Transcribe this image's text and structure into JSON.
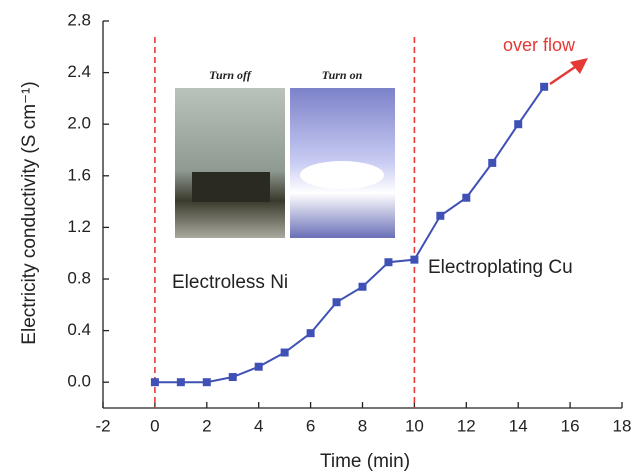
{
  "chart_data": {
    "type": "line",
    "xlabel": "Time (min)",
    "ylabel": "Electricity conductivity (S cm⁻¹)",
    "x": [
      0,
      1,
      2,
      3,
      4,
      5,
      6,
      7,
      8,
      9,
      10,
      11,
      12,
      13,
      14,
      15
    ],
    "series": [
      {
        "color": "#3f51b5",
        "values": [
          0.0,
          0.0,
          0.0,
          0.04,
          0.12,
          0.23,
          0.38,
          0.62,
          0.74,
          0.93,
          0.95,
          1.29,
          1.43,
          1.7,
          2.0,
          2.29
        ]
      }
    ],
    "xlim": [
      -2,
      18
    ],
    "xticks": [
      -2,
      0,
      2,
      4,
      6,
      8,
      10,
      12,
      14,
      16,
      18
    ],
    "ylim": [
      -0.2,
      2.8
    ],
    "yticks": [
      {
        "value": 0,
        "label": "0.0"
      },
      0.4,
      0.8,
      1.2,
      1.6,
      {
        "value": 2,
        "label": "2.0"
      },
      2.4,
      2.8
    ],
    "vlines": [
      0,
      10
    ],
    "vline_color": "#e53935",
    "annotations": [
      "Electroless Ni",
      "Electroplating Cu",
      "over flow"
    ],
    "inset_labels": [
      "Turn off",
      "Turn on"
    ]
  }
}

Brief. Set down every record once more, word for word, without pictures.

Exercise output.
Transcribe this image's text and structure into JSON.
{
  "chart_data": {
    "type": "line",
    "xlabel": "Time (min)",
    "ylabel": "Electricity conductivity (S cm⁻¹)",
    "x": [
      0,
      1,
      2,
      3,
      4,
      5,
      6,
      7,
      8,
      9,
      10,
      11,
      12,
      13,
      14,
      15
    ],
    "series": [
      {
        "color": "#3f51b5",
        "values": [
          0.0,
          0.0,
          0.0,
          0.04,
          0.12,
          0.23,
          0.38,
          0.62,
          0.74,
          0.93,
          0.95,
          1.29,
          1.43,
          1.7,
          2.0,
          2.29
        ]
      }
    ],
    "xlim": [
      -2,
      18
    ],
    "xticks": [
      -2,
      0,
      2,
      4,
      6,
      8,
      10,
      12,
      14,
      16,
      18
    ],
    "ylim": [
      -0.2,
      2.8
    ],
    "yticks": [
      {
        "value": 0,
        "label": "0.0"
      },
      0.4,
      0.8,
      1.2,
      1.6,
      {
        "value": 2,
        "label": "2.0"
      },
      2.4,
      2.8
    ],
    "vlines": [
      0,
      10
    ],
    "vline_color": "#e53935",
    "annotations": [
      "Electroless Ni",
      "Electroplating Cu",
      "over flow"
    ],
    "inset_labels": [
      "Turn off",
      "Turn on"
    ]
  }
}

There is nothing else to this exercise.